All records below must be retyped exactly.

——————

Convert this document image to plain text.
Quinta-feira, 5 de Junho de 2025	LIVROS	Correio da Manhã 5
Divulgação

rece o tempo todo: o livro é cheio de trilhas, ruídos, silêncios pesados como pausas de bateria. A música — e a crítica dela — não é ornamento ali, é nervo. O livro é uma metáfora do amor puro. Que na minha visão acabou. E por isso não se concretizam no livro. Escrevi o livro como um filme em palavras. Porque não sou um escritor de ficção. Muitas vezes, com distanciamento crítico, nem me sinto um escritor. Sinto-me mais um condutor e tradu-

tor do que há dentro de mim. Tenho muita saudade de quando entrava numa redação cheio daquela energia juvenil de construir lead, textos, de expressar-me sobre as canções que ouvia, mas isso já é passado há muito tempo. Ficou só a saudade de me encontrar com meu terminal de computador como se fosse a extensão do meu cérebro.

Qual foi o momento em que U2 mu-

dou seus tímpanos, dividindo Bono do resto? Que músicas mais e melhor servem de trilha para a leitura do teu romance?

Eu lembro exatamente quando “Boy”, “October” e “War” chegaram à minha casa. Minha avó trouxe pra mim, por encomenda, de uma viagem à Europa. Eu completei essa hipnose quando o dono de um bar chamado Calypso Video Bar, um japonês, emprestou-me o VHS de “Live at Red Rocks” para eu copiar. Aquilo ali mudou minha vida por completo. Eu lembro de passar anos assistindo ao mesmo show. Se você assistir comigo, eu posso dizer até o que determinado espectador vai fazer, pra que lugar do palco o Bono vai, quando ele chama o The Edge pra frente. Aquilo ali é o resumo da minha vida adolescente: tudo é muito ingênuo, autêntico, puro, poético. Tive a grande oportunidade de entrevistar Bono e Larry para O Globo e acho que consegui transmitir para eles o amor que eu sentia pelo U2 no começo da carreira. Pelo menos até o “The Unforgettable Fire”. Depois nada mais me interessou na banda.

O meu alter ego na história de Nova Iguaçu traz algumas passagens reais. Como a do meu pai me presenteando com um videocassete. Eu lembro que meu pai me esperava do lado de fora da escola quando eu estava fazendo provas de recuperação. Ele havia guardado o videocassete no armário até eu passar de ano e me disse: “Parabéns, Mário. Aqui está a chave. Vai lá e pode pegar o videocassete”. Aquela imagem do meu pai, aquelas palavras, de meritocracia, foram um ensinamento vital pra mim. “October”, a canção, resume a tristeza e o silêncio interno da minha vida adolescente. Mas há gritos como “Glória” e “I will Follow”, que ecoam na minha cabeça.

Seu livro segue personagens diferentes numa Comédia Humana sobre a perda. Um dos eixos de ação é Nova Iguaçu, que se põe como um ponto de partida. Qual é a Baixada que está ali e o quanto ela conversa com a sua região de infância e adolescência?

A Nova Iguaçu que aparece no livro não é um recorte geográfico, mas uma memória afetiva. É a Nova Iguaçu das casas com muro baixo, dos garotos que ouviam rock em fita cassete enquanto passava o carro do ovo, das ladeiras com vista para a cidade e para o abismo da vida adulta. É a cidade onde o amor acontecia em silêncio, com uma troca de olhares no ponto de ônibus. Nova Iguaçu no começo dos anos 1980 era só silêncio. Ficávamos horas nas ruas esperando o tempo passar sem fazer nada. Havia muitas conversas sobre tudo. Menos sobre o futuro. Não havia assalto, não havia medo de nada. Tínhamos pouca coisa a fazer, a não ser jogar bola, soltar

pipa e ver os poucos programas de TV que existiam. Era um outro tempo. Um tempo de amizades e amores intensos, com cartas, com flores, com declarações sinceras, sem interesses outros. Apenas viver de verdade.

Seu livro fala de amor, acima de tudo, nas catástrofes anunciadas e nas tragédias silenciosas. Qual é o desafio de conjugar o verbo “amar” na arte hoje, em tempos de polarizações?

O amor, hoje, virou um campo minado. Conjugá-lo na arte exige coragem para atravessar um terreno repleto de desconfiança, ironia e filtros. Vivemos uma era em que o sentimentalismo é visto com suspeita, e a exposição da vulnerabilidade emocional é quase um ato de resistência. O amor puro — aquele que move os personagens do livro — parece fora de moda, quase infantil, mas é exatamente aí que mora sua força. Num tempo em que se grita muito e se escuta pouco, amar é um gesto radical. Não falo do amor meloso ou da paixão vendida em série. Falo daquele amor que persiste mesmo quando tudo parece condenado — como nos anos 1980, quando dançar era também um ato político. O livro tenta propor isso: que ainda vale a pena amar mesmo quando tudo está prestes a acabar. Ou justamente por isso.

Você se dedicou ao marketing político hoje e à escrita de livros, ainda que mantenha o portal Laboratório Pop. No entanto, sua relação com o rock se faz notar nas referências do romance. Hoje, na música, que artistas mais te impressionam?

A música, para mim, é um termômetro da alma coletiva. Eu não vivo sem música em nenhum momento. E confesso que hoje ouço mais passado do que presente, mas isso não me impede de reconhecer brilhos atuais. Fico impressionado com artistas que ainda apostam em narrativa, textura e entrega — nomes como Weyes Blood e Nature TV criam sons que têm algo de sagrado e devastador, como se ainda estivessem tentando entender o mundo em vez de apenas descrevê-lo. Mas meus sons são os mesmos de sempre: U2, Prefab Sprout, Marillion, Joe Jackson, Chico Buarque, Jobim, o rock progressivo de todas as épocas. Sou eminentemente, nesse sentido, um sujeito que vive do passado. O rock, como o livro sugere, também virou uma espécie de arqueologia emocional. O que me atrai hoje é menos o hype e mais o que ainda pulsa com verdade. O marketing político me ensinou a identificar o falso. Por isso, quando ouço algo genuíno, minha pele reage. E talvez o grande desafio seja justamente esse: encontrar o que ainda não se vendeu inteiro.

——————

▶ _The response_
Convert this document image to plain text.
Quinta-feira, 5 de Junho de 2025	LIVROS	Correio da Manhã 5
Divulgação

rece o tempo todo: o livro é cheio de trilhas, ruídos, silêncios pesados como pausas de bateria. A música — e a crítica dela — não é ornamento ali, é nervo. O livro é uma metáfora do amor puro. Que na minha visão acabou. E por isso não se concretizam no livro. Escrevi o livro como um filme em palavras. Porque não sou um escritor de ficção. Muitas vezes, com distanciamento crítico, nem me sinto um escritor. Sinto-me mais um condutor e tradu-

tor do que há dentro de mim. Tenho muita saudade de quando entrava numa redação cheio daquela energia juvenil de construir lead, textos, de expressar-me sobre as canções que ouvia, mas isso já é passado há muito tempo. Ficou só a saudade de me encontrar com meu terminal de computador como se fosse a extensão do meu cérebro.

Qual foi o momento em que U2 mu-

dou seus tímpanos, dividindo Bono do resto? Que músicas mais e melhor servem de trilha para a leitura do teu romance?

Eu lembro exatamente quando “Boy”, “October” e “War” chegaram à minha casa. Minha avó trouxe pra mim, por encomenda, de uma viagem à Europa. Eu completei essa hipnose quando o dono de um bar chamado Calypso Video Bar, um japonês, emprestou-me o VHS de “Live at Red Rocks” para eu copiar. Aquilo ali mudou minha vida por completo. Eu lembro de passar anos assistindo ao mesmo show. Se você assistir comigo, eu posso dizer até o que determinado espectador vai fazer, pra que lugar do palco o Bono vai, quando ele chama o The Edge pra frente. Aquilo ali é o resumo da minha vida adolescente: tudo é muito ingênuo, autêntico, puro, poético. Tive a grande oportunidade de entrevistar Bono e Larry para O Globo e acho que consegui transmitir para eles o amor que eu sentia pelo U2 no começo da carreira. Pelo menos até o “The Unforgettable Fire”. Depois nada mais me interessou na banda.

O meu alter ego na história de Nova Iguaçu traz algumas passagens reais. Como a do meu pai me presenteando com um videocassete. Eu lembro que meu pai me esperava do lado de fora da escola quando eu estava fazendo provas de recuperação. Ele havia guardado o videocassete no armário até eu passar de ano e me disse: “Parabéns, Mário. Aqui está a chave. Vai lá e pode pegar o videocassete”. Aquela imagem do meu pai, aquelas palavras, de meritocracia, foram um ensinamento vital pra mim. “October”, a canção, resume a tristeza e o silêncio interno da minha vida adolescente. Mas há gritos como “Glória” e “I will Follow”, que ecoam na minha cabeça.

Seu livro segue personagens diferentes numa Comédia Humana sobre a perda. Um dos eixos de ação é Nova Iguaçu, que se põe como um ponto de partida. Qual é a Baixada que está ali e o quanto ela conversa com a sua região de infância e adolescência?

A Nova Iguaçu que aparece no livro não é um recorte geográfico, mas uma memória afetiva. É a Nova Iguaçu das casas com muro baixo, dos garotos que ouviam rock em fita cassete enquanto passava o carro do ovo, das ladeiras com vista para a cidade e para o abismo da vida adulta. É a cidade onde o amor acontecia em silêncio, com uma troca de olhares no ponto de ônibus. Nova Iguaçu no começo dos anos 1980 era só silêncio. Ficávamos horas nas ruas esperando o tempo passar sem fazer nada. Havia muitas conversas sobre tudo. Menos sobre o futuro. Não havia assalto, não havia medo de nada. Tínhamos pouca coisa a fazer, a não ser jogar bola, soltar

pipa e ver os poucos programas de TV que existiam. Era um outro tempo. Um tempo de amizades e amores intensos, com cartas, com flores, com declarações sinceras, sem interesses outros. Apenas viver de verdade.

Seu livro fala de amor, acima de tudo, nas catástrofes anunciadas e nas tragédias silenciosas. Qual é o desafio de conjugar o verbo “amar” na arte hoje, em tempos de polarizações?

O amor, hoje, virou um campo minado. Conjugá-lo na arte exige coragem para atravessar um terreno repleto de desconfiança, ironia e filtros. Vivemos uma era em que o sentimentalismo é visto com suspeita, e a exposição da vulnerabilidade emocional é quase um ato de resistência. O amor puro — aquele que move os personagens do livro — parece fora de moda, quase infantil, mas é exatamente aí que mora sua força. Num tempo em que se grita muito e se escuta pouco, amar é um gesto radical. Não falo do amor meloso ou da paixão vendida em série. Falo daquele amor que persiste mesmo quando tudo parece condenado — como nos anos 1980, quando dançar era também um ato político. O livro tenta propor isso: que ainda vale a pena amar mesmo quando tudo está prestes a acabar. Ou justamente por isso.

Você se dedicou ao marketing político hoje e à escrita de livros, ainda que mantenha o portal Laboratório Pop. No entanto, sua relação com o rock se faz notar nas referências do romance. Hoje, na música, que artistas mais te impressionam?

A música, para mim, é um termômetro da alma coletiva. Eu não vivo sem música em nenhum momento. E confesso que hoje ouço mais passado do que presente, mas isso não me impede de reconhecer brilhos atuais. Fico impressionado com artistas que ainda apostam em narrativa, textura e entrega — nomes como Weyes Blood e Nature TV criam sons que têm algo de sagrado e devastador, como se ainda estivessem tentando entender o mundo em vez de apenas descrevê-lo. Mas meus sons são os mesmos de sempre: U2, Prefab Sprout, Marillion, Joe Jackson, Chico Buarque, Jobim, o rock progressivo de todas as épocas. Sou eminentemente, nesse sentido, um sujeito que vive do passado. O rock, como o livro sugere, também virou uma espécie de arqueologia emocional. O que me atrai hoje é menos o hype e mais o que ainda pulsa com verdade. O marketing político me ensinou a identificar o falso. Por isso, quando ouço algo genuíno, minha pele reage. E talvez o grande desafio seja justamente esse: encontrar o que ainda não se vendeu inteiro.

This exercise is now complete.